>> begin

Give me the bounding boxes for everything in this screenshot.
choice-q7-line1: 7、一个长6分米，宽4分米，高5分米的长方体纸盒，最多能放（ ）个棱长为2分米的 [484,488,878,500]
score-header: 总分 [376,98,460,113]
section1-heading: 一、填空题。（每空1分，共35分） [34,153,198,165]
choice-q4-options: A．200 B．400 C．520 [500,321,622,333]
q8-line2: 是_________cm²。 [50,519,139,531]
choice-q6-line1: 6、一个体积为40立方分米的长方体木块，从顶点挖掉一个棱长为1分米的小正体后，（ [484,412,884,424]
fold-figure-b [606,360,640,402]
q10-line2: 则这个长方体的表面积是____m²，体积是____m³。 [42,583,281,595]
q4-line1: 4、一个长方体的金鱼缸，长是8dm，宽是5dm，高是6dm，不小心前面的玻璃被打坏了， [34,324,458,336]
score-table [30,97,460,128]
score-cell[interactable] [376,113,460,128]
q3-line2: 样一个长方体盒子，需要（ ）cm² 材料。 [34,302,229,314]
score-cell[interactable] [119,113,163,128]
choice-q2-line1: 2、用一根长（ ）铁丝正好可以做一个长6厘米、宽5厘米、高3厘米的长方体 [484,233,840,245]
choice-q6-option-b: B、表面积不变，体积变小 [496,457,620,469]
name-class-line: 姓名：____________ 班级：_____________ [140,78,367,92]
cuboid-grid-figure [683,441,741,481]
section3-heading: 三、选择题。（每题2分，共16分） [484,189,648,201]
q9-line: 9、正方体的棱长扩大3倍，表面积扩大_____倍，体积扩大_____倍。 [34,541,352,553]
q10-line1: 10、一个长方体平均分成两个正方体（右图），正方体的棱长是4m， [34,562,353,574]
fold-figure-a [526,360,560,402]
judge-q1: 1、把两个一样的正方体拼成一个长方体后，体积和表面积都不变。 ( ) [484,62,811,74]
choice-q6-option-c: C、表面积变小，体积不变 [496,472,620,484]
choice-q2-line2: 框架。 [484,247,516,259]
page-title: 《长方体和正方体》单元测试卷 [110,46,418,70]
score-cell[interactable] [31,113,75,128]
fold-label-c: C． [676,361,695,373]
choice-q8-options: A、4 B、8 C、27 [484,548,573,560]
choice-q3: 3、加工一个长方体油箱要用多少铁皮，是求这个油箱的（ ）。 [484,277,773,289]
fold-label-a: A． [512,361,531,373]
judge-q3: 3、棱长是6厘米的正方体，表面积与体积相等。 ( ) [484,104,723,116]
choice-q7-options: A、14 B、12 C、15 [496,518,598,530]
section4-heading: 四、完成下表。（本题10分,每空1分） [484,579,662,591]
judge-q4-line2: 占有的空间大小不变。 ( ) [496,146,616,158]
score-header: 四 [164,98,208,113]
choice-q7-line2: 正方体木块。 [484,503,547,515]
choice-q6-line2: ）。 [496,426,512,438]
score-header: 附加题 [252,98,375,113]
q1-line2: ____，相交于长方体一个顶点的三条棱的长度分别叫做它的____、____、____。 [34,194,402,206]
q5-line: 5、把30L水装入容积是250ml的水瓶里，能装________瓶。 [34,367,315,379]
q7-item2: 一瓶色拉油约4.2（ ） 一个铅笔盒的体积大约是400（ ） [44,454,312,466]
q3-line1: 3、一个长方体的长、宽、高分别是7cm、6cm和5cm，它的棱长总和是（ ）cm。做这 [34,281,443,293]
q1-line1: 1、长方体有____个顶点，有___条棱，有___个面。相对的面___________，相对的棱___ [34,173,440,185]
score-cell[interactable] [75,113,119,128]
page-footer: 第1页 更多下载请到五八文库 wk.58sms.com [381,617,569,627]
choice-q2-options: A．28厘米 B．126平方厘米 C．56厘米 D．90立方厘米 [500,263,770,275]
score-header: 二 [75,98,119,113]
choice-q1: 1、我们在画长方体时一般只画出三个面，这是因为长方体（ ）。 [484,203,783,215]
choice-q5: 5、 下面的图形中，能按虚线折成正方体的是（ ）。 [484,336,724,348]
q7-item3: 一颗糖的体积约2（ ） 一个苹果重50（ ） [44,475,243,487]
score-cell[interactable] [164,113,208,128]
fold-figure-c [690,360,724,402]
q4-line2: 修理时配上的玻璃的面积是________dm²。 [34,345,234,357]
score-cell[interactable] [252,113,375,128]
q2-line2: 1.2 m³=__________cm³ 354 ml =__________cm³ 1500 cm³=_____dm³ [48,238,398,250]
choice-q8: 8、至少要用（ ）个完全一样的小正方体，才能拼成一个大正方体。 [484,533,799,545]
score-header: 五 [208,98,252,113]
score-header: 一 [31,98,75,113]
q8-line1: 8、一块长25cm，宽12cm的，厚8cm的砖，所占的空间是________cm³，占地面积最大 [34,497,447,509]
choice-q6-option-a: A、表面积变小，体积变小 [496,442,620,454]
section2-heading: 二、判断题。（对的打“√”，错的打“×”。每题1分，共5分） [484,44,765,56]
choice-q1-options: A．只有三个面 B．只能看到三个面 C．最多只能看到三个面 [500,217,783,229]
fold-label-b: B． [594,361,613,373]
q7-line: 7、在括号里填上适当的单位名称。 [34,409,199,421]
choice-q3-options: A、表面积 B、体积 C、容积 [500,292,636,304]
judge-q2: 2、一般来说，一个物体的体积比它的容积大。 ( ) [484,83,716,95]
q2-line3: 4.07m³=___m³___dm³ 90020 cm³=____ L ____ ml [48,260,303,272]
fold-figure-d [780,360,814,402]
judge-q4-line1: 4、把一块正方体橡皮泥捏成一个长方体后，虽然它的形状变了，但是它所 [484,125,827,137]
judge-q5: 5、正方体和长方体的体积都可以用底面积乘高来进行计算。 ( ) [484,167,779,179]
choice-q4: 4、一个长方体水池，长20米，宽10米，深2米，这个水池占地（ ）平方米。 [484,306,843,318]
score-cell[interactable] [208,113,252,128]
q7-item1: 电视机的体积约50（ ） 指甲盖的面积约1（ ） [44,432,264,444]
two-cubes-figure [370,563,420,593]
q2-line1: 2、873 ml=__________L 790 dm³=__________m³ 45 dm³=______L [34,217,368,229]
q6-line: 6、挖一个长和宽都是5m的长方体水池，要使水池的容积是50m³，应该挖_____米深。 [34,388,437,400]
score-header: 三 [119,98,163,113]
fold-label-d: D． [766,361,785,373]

>> end

[CHALLENGE]
Can you reproduce every line above word for word, with nothing altered or left out?

[RESPONSE TO THE EXERCISE]
Give me the bounding boxes for everything in this screenshot.
choice-q7-line1: 7、一个长6分米，宽4分米，高5分米的长方体纸盒，最多能放（ ）个棱长为2分米的 [484,488,878,500]
score-header: 总分 [376,98,460,113]
section1-heading: 一、填空题。（每空1分，共35分） [34,153,198,165]
choice-q4-options: A．200 B．400 C．520 [500,321,622,333]
q8-line2: 是_________cm²。 [50,519,139,531]
choice-q6-line1: 6、一个体积为40立方分米的长方体木块，从顶点挖掉一个棱长为1分米的小正体后，（ [484,412,884,424]
fold-figure-b [606,360,640,402]
q10-line2: 则这个长方体的表面积是____m²，体积是____m³。 [42,583,281,595]
q4-line1: 4、一个长方体的金鱼缸，长是8dm，宽是5dm，高是6dm，不小心前面的玻璃被打坏了， [34,324,458,336]
score-table [30,97,460,128]
score-cell[interactable] [376,113,460,128]
q3-line2: 样一个长方体盒子，需要（ ）cm² 材料。 [34,302,229,314]
score-cell[interactable] [119,113,163,128]
choice-q2-line1: 2、用一根长（ ）铁丝正好可以做一个长6厘米、宽5厘米、高3厘米的长方体 [484,233,840,245]
choice-q6-option-b: B、表面积不变，体积变小 [496,457,620,469]
name-class-line: 姓名：____________ 班级：_____________ [140,78,367,92]
cuboid-grid-figure [683,441,741,481]
section3-heading: 三、选择题。（每题2分，共16分） [484,189,648,201]
q9-line: 9、正方体的棱长扩大3倍，表面积扩大_____倍，体积扩大_____倍。 [34,541,352,553]
q10-line1: 10、一个长方体平均分成两个正方体（右图），正方体的棱长是4m， [34,562,353,574]
fold-figure-a [526,360,560,402]
judge-q1: 1、把两个一样的正方体拼成一个长方体后，体积和表面积都不变。 ( ) [484,62,811,74]
choice-q6-option-c: C、表面积变小，体积不变 [496,472,620,484]
choice-q2-line2: 框架。 [484,247,516,259]
page-title: 《长方体和正方体》单元测试卷 [110,46,418,70]
score-cell[interactable] [31,113,75,128]
fold-label-c: C． [676,361,695,373]
choice-q8-options: A、4 B、8 C、27 [484,548,573,560]
choice-q3: 3、加工一个长方体油箱要用多少铁皮，是求这个油箱的（ ）。 [484,277,773,289]
fold-label-a: A． [512,361,531,373]
judge-q3: 3、棱长是6厘米的正方体，表面积与体积相等。 ( ) [484,104,723,116]
choice-q7-options: A、14 B、12 C、15 [496,518,598,530]
section4-heading: 四、完成下表。（本题10分,每空1分） [484,579,662,591]
judge-q4-line2: 占有的空间大小不变。 ( ) [496,146,616,158]
score-header: 四 [164,98,208,113]
choice-q7-line2: 正方体木块。 [484,503,547,515]
choice-q6-line2: ）。 [496,426,512,438]
score-header: 附加题 [252,98,375,113]
q1-line2: ____，相交于长方体一个顶点的三条棱的长度分别叫做它的____、____、____。 [34,194,402,206]
q5-line: 5、把30L水装入容积是250ml的水瓶里，能装________瓶。 [34,367,315,379]
q7-item2: 一瓶色拉油约4.2（ ） 一个铅笔盒的体积大约是400（ ） [44,454,312,466]
q3-line1: 3、一个长方体的长、宽、高分别是7cm、6cm和5cm，它的棱长总和是（ ）cm。做这 [34,281,443,293]
q1-line1: 1、长方体有____个顶点，有___条棱，有___个面。相对的面___________，相对的棱___ [34,173,440,185]
score-cell[interactable] [75,113,119,128]
page-footer: 第1页 更多下载请到五八文库 wk.58sms.com [381,617,569,627]
choice-q2-options: A．28厘米 B．126平方厘米 C．56厘米 D．90立方厘米 [500,263,770,275]
score-header: 二 [75,98,119,113]
choice-q1: 1、我们在画长方体时一般只画出三个面，这是因为长方体（ ）。 [484,203,783,215]
choice-q5: 5、 下面的图形中，能按虚线折成正方体的是（ ）。 [484,336,724,348]
q7-item3: 一颗糖的体积约2（ ） 一个苹果重50（ ） [44,475,243,487]
score-cell[interactable] [164,113,208,128]
fold-figure-c [690,360,724,402]
q4-line2: 修理时配上的玻璃的面积是________dm²。 [34,345,234,357]
score-cell[interactable] [252,113,375,128]
q2-line2: 1.2 m³=__________cm³ 354 ml =__________cm³ 1500 cm³=_____dm³ [48,238,398,250]
choice-q8: 8、至少要用（ ）个完全一样的小正方体，才能拼成一个大正方体。 [484,533,799,545]
score-header: 五 [208,98,252,113]
score-header: 一 [31,98,75,113]
q8-line1: 8、一块长25cm，宽12cm的，厚8cm的砖，所占的空间是________cm³，占地面积最大 [34,497,447,509]
choice-q6-option-a: A、表面积变小，体积变小 [496,442,620,454]
section2-heading: 二、判断题。（对的打“√”，错的打“×”。每题1分，共5分） [484,44,765,56]
choice-q1-options: A．只有三个面 B．只能看到三个面 C．最多只能看到三个面 [500,217,783,229]
fold-label-b: B． [594,361,613,373]
q7-line: 7、在括号里填上适当的单位名称。 [34,409,199,421]
choice-q3-options: A、表面积 B、体积 C、容积 [500,292,636,304]
judge-q2: 2、一般来说，一个物体的体积比它的容积大。 ( ) [484,83,716,95]
q2-line3: 4.07m³=___m³___dm³ 90020 cm³=____ L ____ ml [48,260,303,272]
fold-figure-d [780,360,814,402]
judge-q4-line1: 4、把一块正方体橡皮泥捏成一个长方体后，虽然它的形状变了，但是它所 [484,125,827,137]
judge-q5: 5、正方体和长方体的体积都可以用底面积乘高来进行计算。 ( ) [484,167,779,179]
choice-q4: 4、一个长方体水池，长20米，宽10米，深2米，这个水池占地（ ）平方米。 [484,306,843,318]
score-cell[interactable] [208,113,252,128]
q7-item1: 电视机的体积约50（ ） 指甲盖的面积约1（ ） [44,432,264,444]
two-cubes-figure [370,563,420,593]
q2-line1: 2、873 ml=__________L 790 dm³=__________m³ 45 dm³=______L [34,217,368,229]
q6-line: 6、挖一个长和宽都是5m的长方体水池，要使水池的容积是50m³，应该挖_____米深。 [34,388,437,400]
score-header: 三 [119,98,163,113]
fold-label-d: D． [766,361,785,373]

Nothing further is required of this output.